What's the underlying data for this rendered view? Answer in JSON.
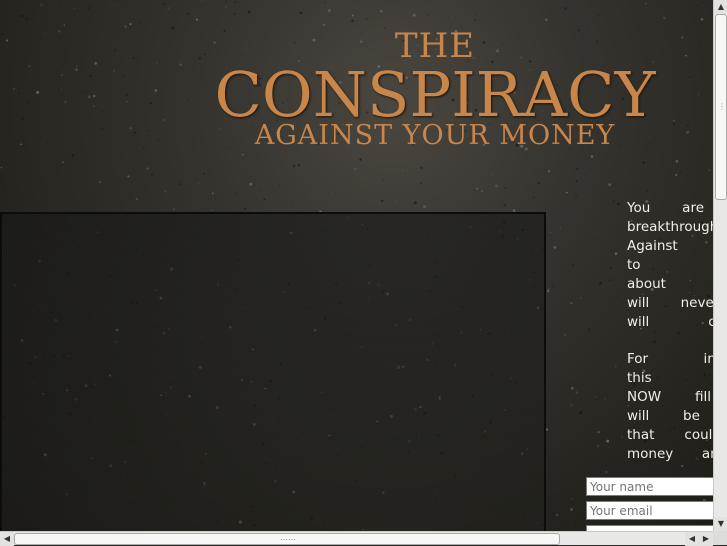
{
  "logo": {
    "the": "THE",
    "main": "CONSPIRACY",
    "sub": "AGAINST YOUR MONEY"
  },
  "copy": {
    "para1": [
      "You are view",
      "breakthrough",
      "Against YOUR",
      "to possess",
      "about money",
      "will never kn",
      "will continue"
    ],
    "para2": [
      "For instructio",
      "this breakt",
      "NOW fill out",
      "will be direc",
      "that could ch",
      "money and w"
    ]
  },
  "form": {
    "name_placeholder": "Your name",
    "email_placeholder": "Your email"
  },
  "scrollbar": {
    "up_icon": "arrow-up-icon",
    "down_icon": "arrow-down-icon",
    "left_icon": "arrow-left-icon",
    "right_icon": "arrow-right-icon"
  }
}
*-*-*
__To be done__
Find the lines with the string "this" and reproduce them.

__The result__
What's the underlying data for this rendered view? Answer in JSON.
      "this breakt",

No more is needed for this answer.